WHAT THIS TASK INVOLVES
Transcribe each entry below exactly. Pictures do not go in the copy.

[Dataset items]
════

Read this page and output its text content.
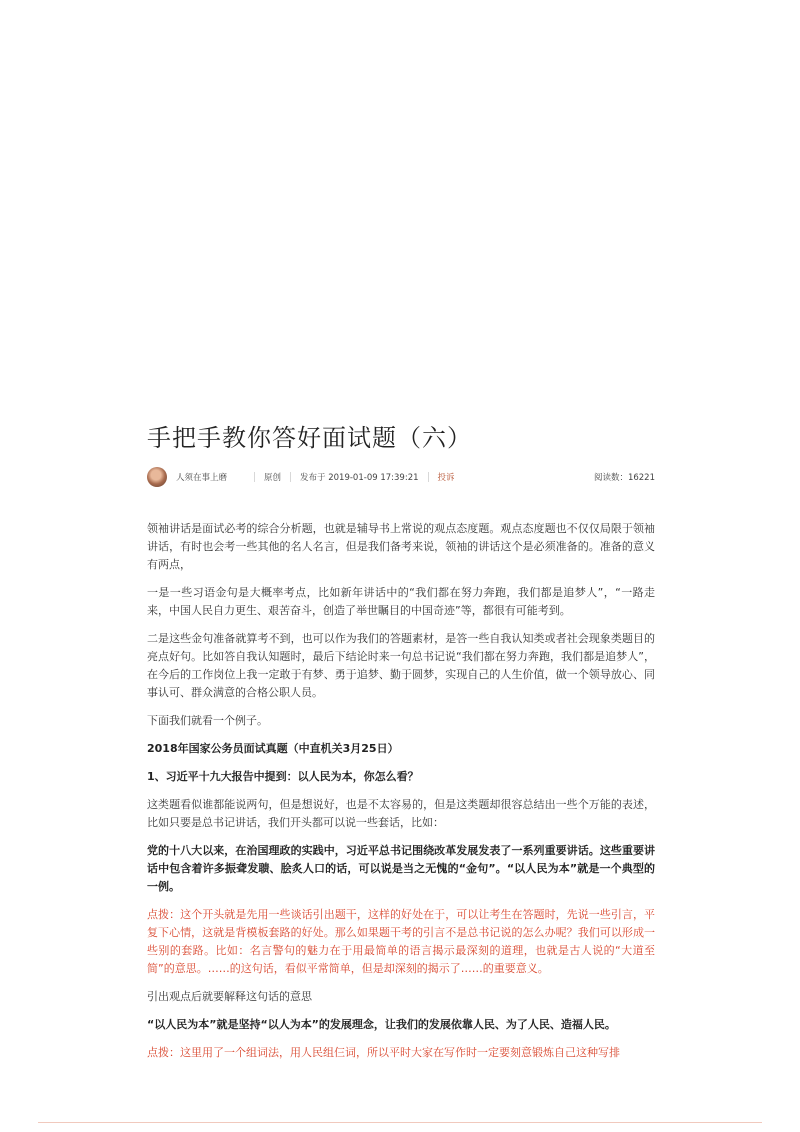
手把手教你答好面试题（六）
人须在事上磨	原创 发布于 2019-01-09 17:39:21 投诉	阅读数：16221

领袖讲话是面试必考的综合分析题，也就是辅导书上常说的观点态度题。观点态度题也不仅仅局限于领袖讲话，有时也会考一些其他的名人名言，但是我们备考来说，领袖的讲话这个是必须准备的。准备的意义有两点，

一是一些习语金句是大概率考点，比如新年讲话中的“我们都在努力奔跑，我们都是追梦人”，“一路走来，中国人民自力更生、艰苦奋斗，创造了举世瞩目的中国奇迹”等，都很有可能考到。

二是这些金句准备就算考不到，也可以作为我们的答题素材，是答一些自我认知类或者社会现象类题目的亮点好句。比如答自我认知题时，最后下结论时来一句总书记说“我们都在努力奔跑，我们都是追梦人”，在今后的工作岗位上我一定敢于有梦、勇于追梦、勤于圆梦，实现自己的人生价值，做一个领导放心、同事认可、群众满意的合格公职人员。

下面我们就看一个例子。

2018年国家公务员面试真题（中直机关3月25日）

1、习近平十九大报告中提到：以人民为本，你怎么看？

这类题看似谁都能说两句，但是想说好，也是不太容易的，但是这类题却很容总结出一些个万能的表述，比如只要是总书记讲话，我们开头都可以说一些套话，比如：

党的十八大以来，在治国理政的实践中，习近平总书记围绕改革发展发表了一系列重要讲话。这些重要讲话中包含着许多振聋发聩、脍炙人口的话，可以说是当之无愧的“金句”。“以人民为本”就是一个典型的一例。

点拨：这个开头就是先用一些谈话引出题干，这样的好处在于，可以让考生在答题时，先说一些引言，平复下心情，这就是背模板套路的好处。那么如果题干考的引言不是总书记说的怎么办呢？我们可以形成一些别的套路。比如：名言警句的魅力在于用最简单的语言揭示最深刻的道理，也就是古人说的“大道至简”的意思。……的这句话，看似平常简单，但是却深刻的揭示了……的重要意义。

引出观点后就要解释这句话的意思

“以人民为本”就是坚持“以人为本”的发展理念，让我们的发展依靠人民、为了人民、造福人民。

点拨：这里用了一个组词法，用人民组仨词，所以平时大家在写作时一定要刻意锻炼自己这种写排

════

THE ANSWER
Read this page and output its text content.
手把手教你答好面试题（六）
人须在事上磨	原创 发布于 2019-01-09 17:39:21 投诉	阅读数：16221

领袖讲话是面试必考的综合分析题，也就是辅导书上常说的观点态度题。观点态度题也不仅仅局限于领袖讲话，有时也会考一些其他的名人名言，但是我们备考来说，领袖的讲话这个是必须准备的。准备的意义有两点，

一是一些习语金句是大概率考点，比如新年讲话中的“我们都在努力奔跑，我们都是追梦人”，“一路走来，中国人民自力更生、艰苦奋斗，创造了举世瞩目的中国奇迹”等，都很有可能考到。

二是这些金句准备就算考不到，也可以作为我们的答题素材，是答一些自我认知类或者社会现象类题目的亮点好句。比如答自我认知题时，最后下结论时来一句总书记说“我们都在努力奔跑，我们都是追梦人”，在今后的工作岗位上我一定敢于有梦、勇于追梦、勤于圆梦，实现自己的人生价值，做一个领导放心、同事认可、群众满意的合格公职人员。

下面我们就看一个例子。

2018年国家公务员面试真题（中直机关3月25日）

1、习近平十九大报告中提到：以人民为本，你怎么看？

这类题看似谁都能说两句，但是想说好，也是不太容易的，但是这类题却很容总结出一些个万能的表述，比如只要是总书记讲话，我们开头都可以说一些套话，比如：

党的十八大以来，在治国理政的实践中，习近平总书记围绕改革发展发表了一系列重要讲话。这些重要讲话中包含着许多振聋发聩、脍炙人口的话，可以说是当之无愧的“金句”。“以人民为本”就是一个典型的一例。

点拨：这个开头就是先用一些谈话引出题干，这样的好处在于，可以让考生在答题时，先说一些引言，平复下心情，这就是背模板套路的好处。那么如果题干考的引言不是总书记说的怎么办呢？我们可以形成一些别的套路。比如：名言警句的魅力在于用最简单的语言揭示最深刻的道理，也就是古人说的“大道至简”的意思。……的这句话，看似平常简单，但是却深刻的揭示了……的重要意义。

引出观点后就要解释这句话的意思

“以人民为本”就是坚持“以人为本”的发展理念，让我们的发展依靠人民、为了人民、造福人民。

点拨：这里用了一个组词法，用人民组仨词，所以平时大家在写作时一定要刻意锻炼自己这种写排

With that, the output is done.